**Task to carry out**
Track down every line below that holds "Output" and copy it.
::::::
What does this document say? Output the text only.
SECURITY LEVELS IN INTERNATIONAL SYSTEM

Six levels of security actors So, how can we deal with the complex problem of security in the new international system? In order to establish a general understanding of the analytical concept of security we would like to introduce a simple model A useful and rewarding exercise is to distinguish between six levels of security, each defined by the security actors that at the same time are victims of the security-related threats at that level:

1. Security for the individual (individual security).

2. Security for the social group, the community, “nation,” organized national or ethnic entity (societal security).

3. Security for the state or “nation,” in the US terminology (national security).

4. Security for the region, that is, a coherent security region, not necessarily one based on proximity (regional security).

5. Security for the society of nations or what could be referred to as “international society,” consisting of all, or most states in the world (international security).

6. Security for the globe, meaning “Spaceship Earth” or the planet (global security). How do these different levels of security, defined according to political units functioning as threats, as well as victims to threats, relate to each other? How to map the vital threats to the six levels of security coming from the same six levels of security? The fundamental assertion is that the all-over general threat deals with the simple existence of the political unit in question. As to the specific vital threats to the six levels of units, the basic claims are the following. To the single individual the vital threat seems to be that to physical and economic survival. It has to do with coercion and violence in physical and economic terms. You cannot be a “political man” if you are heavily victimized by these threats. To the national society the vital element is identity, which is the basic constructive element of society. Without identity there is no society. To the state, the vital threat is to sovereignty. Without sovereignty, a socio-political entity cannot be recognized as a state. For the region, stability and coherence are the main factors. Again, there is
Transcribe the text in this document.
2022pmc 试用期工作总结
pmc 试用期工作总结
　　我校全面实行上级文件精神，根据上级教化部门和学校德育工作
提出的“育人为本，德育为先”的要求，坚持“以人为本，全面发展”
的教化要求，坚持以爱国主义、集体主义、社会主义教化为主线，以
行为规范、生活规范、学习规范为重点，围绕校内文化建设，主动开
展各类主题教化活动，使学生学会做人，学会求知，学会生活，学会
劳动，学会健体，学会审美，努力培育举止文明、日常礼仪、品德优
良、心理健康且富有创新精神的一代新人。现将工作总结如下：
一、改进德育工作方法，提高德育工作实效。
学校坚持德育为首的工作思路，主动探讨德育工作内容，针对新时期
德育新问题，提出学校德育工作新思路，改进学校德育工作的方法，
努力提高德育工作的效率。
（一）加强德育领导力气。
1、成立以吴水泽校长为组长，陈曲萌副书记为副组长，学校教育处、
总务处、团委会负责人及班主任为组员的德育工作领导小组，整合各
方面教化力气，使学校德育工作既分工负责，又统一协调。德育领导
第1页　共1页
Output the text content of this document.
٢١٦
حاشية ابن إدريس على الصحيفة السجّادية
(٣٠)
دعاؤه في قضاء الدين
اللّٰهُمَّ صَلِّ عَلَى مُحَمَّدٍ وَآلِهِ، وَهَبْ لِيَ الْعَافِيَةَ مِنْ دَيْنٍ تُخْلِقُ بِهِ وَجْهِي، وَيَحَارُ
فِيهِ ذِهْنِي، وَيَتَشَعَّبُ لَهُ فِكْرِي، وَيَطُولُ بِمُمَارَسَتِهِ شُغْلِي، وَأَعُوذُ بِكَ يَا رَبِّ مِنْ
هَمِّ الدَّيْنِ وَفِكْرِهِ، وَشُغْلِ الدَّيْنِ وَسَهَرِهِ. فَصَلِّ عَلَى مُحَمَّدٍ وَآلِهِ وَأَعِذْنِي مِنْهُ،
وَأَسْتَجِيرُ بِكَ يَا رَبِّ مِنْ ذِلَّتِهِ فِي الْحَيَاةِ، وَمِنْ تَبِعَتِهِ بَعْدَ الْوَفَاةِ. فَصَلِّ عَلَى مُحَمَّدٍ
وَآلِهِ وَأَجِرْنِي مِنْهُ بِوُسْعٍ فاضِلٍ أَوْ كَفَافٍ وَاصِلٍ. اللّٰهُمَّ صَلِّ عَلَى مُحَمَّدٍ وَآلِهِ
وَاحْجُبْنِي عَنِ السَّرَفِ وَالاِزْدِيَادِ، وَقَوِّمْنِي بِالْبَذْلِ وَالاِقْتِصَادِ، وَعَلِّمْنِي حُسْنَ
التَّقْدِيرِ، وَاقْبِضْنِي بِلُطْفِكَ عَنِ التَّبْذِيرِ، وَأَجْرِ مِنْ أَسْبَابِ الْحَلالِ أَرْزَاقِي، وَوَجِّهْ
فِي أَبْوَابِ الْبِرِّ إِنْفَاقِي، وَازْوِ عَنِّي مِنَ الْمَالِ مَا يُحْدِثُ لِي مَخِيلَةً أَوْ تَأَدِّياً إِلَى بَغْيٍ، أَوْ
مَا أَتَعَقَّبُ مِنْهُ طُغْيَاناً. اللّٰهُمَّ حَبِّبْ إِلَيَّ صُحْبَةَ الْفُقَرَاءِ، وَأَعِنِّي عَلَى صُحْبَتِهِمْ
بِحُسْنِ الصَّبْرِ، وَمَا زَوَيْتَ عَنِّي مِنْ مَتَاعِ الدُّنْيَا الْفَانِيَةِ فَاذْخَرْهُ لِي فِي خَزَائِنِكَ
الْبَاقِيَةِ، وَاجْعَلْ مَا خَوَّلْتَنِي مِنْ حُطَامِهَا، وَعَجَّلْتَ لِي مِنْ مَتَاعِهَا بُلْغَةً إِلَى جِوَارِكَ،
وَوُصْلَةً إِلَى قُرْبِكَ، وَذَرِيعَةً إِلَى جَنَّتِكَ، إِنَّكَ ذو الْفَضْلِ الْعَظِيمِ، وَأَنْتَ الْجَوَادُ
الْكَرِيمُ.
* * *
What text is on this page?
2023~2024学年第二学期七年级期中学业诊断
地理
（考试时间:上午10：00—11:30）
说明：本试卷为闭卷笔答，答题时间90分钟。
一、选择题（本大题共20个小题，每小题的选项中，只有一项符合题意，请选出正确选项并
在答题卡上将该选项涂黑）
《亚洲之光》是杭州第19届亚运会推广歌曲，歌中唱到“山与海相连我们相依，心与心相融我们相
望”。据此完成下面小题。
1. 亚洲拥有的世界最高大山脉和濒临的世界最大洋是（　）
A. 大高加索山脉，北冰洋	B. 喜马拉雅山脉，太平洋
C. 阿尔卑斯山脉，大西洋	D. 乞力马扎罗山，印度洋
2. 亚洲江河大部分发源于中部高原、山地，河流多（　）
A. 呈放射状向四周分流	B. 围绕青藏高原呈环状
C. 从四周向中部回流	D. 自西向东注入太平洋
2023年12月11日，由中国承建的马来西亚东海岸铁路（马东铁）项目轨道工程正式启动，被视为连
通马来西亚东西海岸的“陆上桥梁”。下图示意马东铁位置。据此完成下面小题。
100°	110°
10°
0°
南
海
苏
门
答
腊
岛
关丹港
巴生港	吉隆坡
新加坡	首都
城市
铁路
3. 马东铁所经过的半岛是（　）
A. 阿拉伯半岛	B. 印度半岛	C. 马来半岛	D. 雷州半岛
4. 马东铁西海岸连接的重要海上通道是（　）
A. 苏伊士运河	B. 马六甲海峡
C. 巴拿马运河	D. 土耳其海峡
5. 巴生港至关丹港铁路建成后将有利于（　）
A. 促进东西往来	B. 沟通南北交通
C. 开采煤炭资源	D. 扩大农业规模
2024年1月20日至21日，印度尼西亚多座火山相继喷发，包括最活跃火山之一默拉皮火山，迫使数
::::::
**Exercise solution**
What does this document say? Output the text only.
Output the text content of this document.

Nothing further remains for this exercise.